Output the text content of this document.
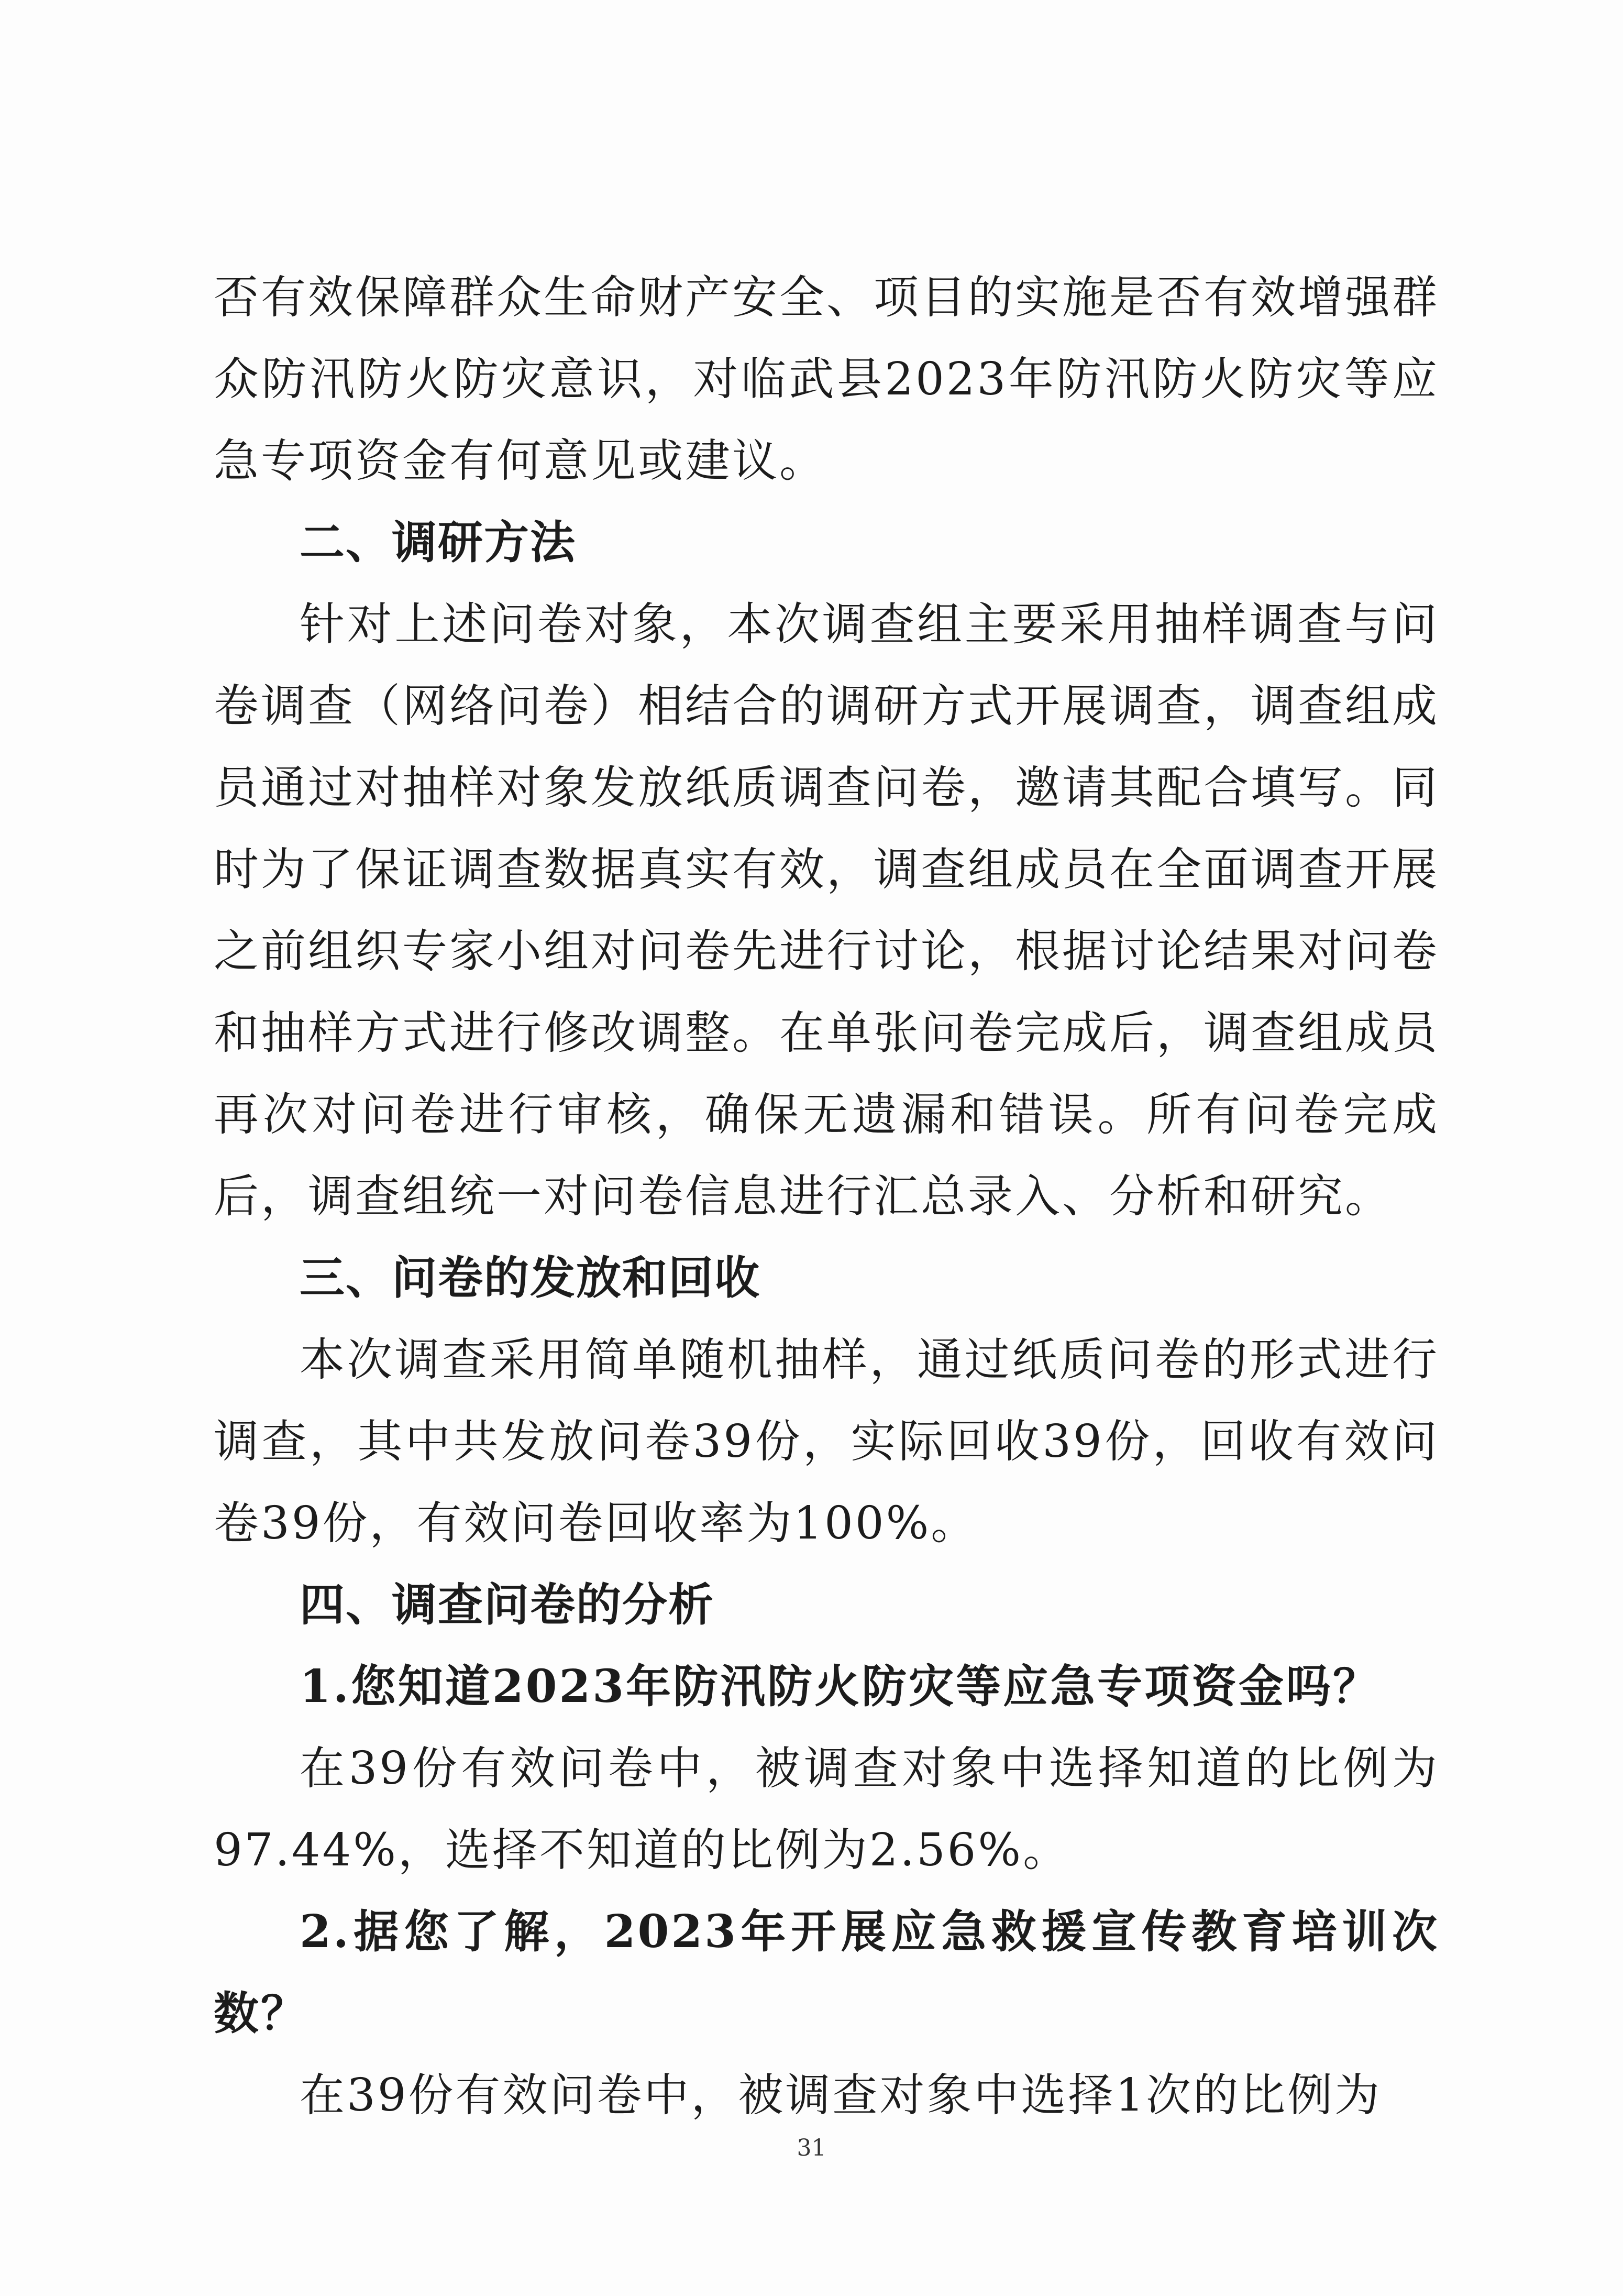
否有效保障群众生命财产安全、项目的实施是否有效增强群众防汛防火防灾意识，对临武县2023年防汛防火防灾等应急专项资金有何意见或建议。

二、调研方法

针对上述问卷对象，本次调查组主要采用抽样调查与问卷调查（网络问卷）相结合的调研方式开展调查，调查组成员通过对抽样对象发放纸质调查问卷，邀请其配合填写。同时为了保证调查数据真实有效，调查组成员在全面调查开展之前组织专家小组对问卷先进行讨论，根据讨论结果对问卷和抽样方式进行修改调整。在单张问卷完成后，调查组成员再次对问卷进行审核，确保无遗漏和错误。所有问卷完成后，调查组统一对问卷信息进行汇总录入、分析和研究。

三、问卷的发放和回收

本次调查采用简单随机抽样，通过纸质问卷的形式进行调查，其中共发放问卷39份，实际回收39份，回收有效问卷39份，有效问卷回收率为100%。

四、调查问卷的分析

1.您知道2023年防汛防火防灾等应急专项资金吗？

在39份有效问卷中，被调查对象中选择知道的比例为97.44%，选择不知道的比例为2.56%。

2.据您了解，2023年开展应急救援宣传教育培训次数？

在39份有效问卷中，被调查对象中选择1次的比例为

31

**Description of the task:** Each record above is to be restated exactly, with its pictures removed from the copy.

**Exercise output:**
Output the text content of this document.
否有效保障群众生命财产安全、项目的实施是否有效增强群众防汛防火防灾意识，对临武县2023年防汛防火防灾等应急专项资金有何意见或建议。

二、调研方法

针对上述问卷对象，本次调查组主要采用抽样调查与问卷调查（网络问卷）相结合的调研方式开展调查，调查组成员通过对抽样对象发放纸质调查问卷，邀请其配合填写。同时为了保证调查数据真实有效，调查组成员在全面调查开展之前组织专家小组对问卷先进行讨论，根据讨论结果对问卷和抽样方式进行修改调整。在单张问卷完成后，调查组成员再次对问卷进行审核，确保无遗漏和错误。所有问卷完成后，调查组统一对问卷信息进行汇总录入、分析和研究。

三、问卷的发放和回收

本次调查采用简单随机抽样，通过纸质问卷的形式进行调查，其中共发放问卷39份，实际回收39份，回收有效问卷39份，有效问卷回收率为100%。

四、调查问卷的分析

1.您知道2023年防汛防火防灾等应急专项资金吗？

在39份有效问卷中，被调查对象中选择知道的比例为97.44%，选择不知道的比例为2.56%。

2.据您了解，2023年开展应急救援宣传教育培训次数？

在39份有效问卷中，被调查对象中选择1次的比例为

31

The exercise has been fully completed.